* **Exercices proposés**
[A] D'après le texte présenté, de quel volume d'eau chaque habitant de la Jordanie disposait-il en 1946 ?
[B] Recopiez fidèlement le passage du texte présenté qui va de « 1. Une population » jusqu'à « part des autorités. ».

1. Une population et une agriculture à l’origine du déséquilibre

Dans un Moyen-Orient caractérisé par sa très forte aridité, les craintes d’une future pénurie d’eau sont omniprésentes. En Jordanie, cette crainte se matérialise toutefois déjà. Les lits des rivières s’assèchent, quand ils ne sont pas déjà asséchés, tandis que les niveaux d’eau surfacique et phréatique diminuent nettement. L’eau a été rationnée de telle sorte que les Jordaniens ne reçoivent qu’une à deux fois de nouvelles réserves en eau de la part des autorités.

Alors que la population jordanienne devrait continuer de croitre selon les estimations des démographes, le gouffre entre le volume des réserves en eau et celui de la demande menace de continuer à s’accroître de façon significative. D’ici à l’an 2025, si la tendance actuelle se poursuit, l’approvisionnement en eau par habitant devrait chuter de 145 mètres cubes par an en 2018 à 91 mètres cubes, plaçant la Jordanie dans la catégorie des pays en situation de pénurie d’eau absolue [2]. A titre de comparaison, en 1946, le volume d’eau disponible par habitant était de 3 600 mètres cubes.

* **Données fournies**
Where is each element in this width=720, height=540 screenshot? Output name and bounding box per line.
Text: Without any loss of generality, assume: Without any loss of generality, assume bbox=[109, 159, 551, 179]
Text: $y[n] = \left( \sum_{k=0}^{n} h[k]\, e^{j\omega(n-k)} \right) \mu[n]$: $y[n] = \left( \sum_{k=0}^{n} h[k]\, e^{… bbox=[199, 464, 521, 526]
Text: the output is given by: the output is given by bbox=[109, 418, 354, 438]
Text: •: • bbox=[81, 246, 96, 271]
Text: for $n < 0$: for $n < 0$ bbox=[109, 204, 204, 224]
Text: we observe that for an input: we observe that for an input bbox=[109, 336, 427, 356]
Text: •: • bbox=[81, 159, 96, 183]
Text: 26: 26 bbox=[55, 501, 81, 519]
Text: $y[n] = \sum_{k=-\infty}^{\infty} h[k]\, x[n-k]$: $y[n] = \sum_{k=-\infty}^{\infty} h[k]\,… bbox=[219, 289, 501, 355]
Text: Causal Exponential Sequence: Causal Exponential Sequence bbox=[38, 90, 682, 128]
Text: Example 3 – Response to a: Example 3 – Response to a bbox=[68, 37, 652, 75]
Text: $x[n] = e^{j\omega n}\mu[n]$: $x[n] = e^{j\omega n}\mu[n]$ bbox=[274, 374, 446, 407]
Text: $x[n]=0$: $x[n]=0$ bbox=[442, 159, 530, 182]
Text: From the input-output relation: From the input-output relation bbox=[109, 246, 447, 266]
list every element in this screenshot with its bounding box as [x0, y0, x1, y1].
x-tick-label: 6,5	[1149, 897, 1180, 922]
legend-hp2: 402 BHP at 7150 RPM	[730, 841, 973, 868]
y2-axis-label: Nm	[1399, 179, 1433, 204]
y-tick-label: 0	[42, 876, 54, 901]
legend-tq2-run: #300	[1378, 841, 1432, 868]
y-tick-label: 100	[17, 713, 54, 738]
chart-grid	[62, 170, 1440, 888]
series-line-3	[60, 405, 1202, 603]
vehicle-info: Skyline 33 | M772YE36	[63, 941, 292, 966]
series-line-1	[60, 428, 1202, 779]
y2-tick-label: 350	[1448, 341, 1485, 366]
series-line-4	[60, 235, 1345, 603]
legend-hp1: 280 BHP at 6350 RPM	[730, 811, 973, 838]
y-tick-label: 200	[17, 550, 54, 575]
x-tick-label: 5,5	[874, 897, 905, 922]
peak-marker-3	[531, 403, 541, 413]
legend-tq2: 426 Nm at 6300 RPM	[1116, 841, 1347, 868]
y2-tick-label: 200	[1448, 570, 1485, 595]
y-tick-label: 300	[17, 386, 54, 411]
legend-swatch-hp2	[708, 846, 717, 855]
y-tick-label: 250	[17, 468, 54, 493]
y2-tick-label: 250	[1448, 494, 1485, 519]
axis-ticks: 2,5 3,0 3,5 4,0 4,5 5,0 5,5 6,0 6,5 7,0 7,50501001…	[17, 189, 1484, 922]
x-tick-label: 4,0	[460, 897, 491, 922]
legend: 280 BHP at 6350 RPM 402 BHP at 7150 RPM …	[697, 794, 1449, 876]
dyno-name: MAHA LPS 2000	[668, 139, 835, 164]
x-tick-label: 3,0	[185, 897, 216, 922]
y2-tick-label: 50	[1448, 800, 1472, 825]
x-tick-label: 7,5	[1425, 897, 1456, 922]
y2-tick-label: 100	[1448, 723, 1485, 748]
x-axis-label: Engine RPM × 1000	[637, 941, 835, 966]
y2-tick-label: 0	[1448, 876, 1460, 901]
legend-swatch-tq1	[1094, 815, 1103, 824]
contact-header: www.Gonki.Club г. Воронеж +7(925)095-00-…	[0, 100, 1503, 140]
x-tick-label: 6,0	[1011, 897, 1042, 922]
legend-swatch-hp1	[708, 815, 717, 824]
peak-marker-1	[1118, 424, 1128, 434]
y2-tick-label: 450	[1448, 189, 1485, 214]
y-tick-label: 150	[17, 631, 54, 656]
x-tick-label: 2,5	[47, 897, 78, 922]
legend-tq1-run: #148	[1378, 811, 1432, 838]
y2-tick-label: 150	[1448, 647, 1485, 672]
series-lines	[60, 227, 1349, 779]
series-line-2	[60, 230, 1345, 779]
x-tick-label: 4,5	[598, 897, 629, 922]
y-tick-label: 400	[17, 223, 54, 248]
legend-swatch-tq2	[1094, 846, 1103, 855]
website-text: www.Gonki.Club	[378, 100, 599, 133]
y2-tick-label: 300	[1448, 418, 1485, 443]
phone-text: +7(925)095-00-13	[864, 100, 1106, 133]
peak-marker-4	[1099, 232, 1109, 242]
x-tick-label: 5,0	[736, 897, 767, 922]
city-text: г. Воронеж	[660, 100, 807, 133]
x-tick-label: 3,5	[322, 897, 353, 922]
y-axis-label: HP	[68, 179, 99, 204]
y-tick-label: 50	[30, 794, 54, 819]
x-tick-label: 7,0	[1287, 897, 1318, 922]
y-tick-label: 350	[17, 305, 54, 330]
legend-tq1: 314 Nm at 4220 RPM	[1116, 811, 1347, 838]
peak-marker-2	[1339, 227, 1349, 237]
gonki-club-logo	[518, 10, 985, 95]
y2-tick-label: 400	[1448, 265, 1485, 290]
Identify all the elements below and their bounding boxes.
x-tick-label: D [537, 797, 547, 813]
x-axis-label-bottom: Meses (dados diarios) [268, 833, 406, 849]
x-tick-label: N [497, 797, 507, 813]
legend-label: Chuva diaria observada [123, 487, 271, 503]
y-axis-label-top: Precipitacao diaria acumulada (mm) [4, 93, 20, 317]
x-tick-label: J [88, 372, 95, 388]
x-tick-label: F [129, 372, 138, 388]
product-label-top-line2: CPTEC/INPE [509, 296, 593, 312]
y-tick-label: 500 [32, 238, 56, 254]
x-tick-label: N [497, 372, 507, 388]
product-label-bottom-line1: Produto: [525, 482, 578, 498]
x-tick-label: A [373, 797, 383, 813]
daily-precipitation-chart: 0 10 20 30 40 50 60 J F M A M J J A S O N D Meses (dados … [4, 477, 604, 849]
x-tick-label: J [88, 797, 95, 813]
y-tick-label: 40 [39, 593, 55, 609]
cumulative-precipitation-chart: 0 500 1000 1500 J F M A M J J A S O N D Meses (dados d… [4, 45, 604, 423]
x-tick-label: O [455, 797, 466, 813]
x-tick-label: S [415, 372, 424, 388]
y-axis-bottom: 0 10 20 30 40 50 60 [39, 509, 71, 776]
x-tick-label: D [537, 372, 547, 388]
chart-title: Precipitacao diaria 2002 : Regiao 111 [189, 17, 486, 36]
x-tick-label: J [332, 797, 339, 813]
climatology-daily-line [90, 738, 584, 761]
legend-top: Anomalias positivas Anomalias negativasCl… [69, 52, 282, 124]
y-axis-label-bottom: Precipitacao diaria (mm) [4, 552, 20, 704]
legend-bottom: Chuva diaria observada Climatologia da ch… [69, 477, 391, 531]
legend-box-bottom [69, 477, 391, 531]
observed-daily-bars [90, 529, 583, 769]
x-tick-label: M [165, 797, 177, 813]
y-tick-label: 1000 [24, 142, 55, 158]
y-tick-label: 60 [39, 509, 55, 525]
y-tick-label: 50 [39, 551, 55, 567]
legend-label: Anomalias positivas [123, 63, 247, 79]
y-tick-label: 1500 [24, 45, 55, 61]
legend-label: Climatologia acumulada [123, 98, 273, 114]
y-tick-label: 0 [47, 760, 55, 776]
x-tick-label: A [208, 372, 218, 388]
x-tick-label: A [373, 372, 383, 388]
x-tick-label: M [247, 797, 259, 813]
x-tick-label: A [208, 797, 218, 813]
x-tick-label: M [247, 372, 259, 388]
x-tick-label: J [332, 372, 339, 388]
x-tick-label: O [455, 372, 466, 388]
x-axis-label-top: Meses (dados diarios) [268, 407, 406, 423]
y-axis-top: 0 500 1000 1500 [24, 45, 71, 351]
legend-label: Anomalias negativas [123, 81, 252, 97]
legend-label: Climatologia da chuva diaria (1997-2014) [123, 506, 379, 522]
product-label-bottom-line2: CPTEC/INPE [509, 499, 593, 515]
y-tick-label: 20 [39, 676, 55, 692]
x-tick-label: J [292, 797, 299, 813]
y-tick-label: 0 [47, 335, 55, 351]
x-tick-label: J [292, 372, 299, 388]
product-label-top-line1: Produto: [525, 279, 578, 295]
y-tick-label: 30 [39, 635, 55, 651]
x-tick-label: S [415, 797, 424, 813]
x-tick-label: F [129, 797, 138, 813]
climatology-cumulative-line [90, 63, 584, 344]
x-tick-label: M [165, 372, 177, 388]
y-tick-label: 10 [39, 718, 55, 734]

* **Réponses**
[A] 3 600 mètres cubes.

[B]
1. Une population et une agriculture à l’origine du déséquilibre

Dans un Moyen-Orient caractérisé par sa très forte aridité, les craintes d’une future pénurie d’eau sont omniprésentes. En Jordanie, cette crainte se matérialise toutefois déjà. Les lits des rivières s’assèchent, quand ils ne sont pas déjà asséchés, tandis que les niveaux d’eau surfacique et phréatique diminuent nettement. L’eau a été rationnée de telle sorte que les Jordaniens ne reçoivent qu’une à deux fois de nouvelles réserves en eau de la part des autorités.